● **Short exercise**: Transcribe the listing below word for word.

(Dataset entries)
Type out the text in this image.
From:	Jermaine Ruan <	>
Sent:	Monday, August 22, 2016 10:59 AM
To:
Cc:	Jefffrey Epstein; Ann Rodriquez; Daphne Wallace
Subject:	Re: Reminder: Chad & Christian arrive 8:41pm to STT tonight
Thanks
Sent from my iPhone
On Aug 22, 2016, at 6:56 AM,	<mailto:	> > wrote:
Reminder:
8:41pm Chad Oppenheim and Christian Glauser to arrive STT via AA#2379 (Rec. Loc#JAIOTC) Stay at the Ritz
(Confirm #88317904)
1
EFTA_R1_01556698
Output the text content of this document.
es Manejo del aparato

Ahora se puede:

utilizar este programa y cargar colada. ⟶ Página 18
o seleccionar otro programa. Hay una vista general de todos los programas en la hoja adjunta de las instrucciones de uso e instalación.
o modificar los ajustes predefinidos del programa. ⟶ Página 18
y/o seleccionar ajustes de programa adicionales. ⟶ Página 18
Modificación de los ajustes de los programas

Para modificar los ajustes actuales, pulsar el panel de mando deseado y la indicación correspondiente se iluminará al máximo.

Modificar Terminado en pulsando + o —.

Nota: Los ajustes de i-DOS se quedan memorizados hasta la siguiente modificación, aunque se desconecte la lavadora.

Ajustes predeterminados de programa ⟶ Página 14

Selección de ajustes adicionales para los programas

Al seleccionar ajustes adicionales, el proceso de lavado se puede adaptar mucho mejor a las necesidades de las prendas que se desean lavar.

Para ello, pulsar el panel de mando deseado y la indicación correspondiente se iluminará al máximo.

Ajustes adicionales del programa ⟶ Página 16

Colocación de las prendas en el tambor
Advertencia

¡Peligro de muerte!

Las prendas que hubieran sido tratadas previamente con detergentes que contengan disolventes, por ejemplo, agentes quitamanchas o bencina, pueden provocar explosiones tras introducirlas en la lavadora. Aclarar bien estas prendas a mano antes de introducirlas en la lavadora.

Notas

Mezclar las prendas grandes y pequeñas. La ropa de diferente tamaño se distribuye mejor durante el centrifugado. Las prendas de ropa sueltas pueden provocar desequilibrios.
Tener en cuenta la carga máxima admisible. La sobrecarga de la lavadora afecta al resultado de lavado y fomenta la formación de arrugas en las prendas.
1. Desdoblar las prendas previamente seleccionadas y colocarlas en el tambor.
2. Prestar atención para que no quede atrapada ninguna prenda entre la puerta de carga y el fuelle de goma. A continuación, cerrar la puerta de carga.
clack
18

● **Solution to this task**:
Type out the text in this image.
From:	Jermaine Ruan <	>
Sent:	Monday, August 22, 2016 10:59 AM
To:
Cc:	Jefffrey Epstein; Ann Rodriquez; Daphne Wallace
Subject:	Re: Reminder: Chad & Christian arrive 8:41pm to STT tonight
Thanks
Sent from my iPhone
On Aug 22, 2016, at 6:56 AM,	<mailto:	> > wrote:
Reminder:
8:41pm Chad Oppenheim and Christian Glauser to arrive STT via AA#2379 (Rec. Loc#JAIOTC) Stay at the Ritz
(Confirm #88317904)
1
EFTA_R1_01556698
Output the text content of this document.
es Manejo del aparato

Ahora se puede:

utilizar este programa y cargar colada. ⟶ Página 18
o seleccionar otro programa. Hay una vista general de todos los programas en la hoja adjunta de las instrucciones de uso e instalación.
o modificar los ajustes predefinidos del programa. ⟶ Página 18
y/o seleccionar ajustes de programa adicionales. ⟶ Página 18
Modificación de los ajustes de los programas

Para modificar los ajustes actuales, pulsar el panel de mando deseado y la indicación correspondiente se iluminará al máximo.

Modificar Terminado en pulsando + o —.

Nota: Los ajustes de i-DOS se quedan memorizados hasta la siguiente modificación, aunque se desconecte la lavadora.

Ajustes predeterminados de programa ⟶ Página 14

Selección de ajustes adicionales para los programas

Al seleccionar ajustes adicionales, el proceso de lavado se puede adaptar mucho mejor a las necesidades de las prendas que se desean lavar.

Para ello, pulsar el panel de mando deseado y la indicación correspondiente se iluminará al máximo.

Ajustes adicionales del programa ⟶ Página 16

Colocación de las prendas en el tambor
Advertencia

¡Peligro de muerte!

Las prendas que hubieran sido tratadas previamente con detergentes que contengan disolventes, por ejemplo, agentes quitamanchas o bencina, pueden provocar explosiones tras introducirlas en la lavadora. Aclarar bien estas prendas a mano antes de introducirlas en la lavadora.

Notas

Mezclar las prendas grandes y pequeñas. La ropa de diferente tamaño se distribuye mejor durante el centrifugado. Las prendas de ropa sueltas pueden provocar desequilibrios.
Tener en cuenta la carga máxima admisible. La sobrecarga de la lavadora afecta al resultado de lavado y fomenta la formación de arrugas en las prendas.
1. Desdoblar las prendas previamente seleccionadas y colocarlas en el tambor.
2. Prestar atención para que no quede atrapada ninguna prenda entre la puerta de carga y el fuelle de goma. A continuación, cerrar la puerta de carga.
clack
18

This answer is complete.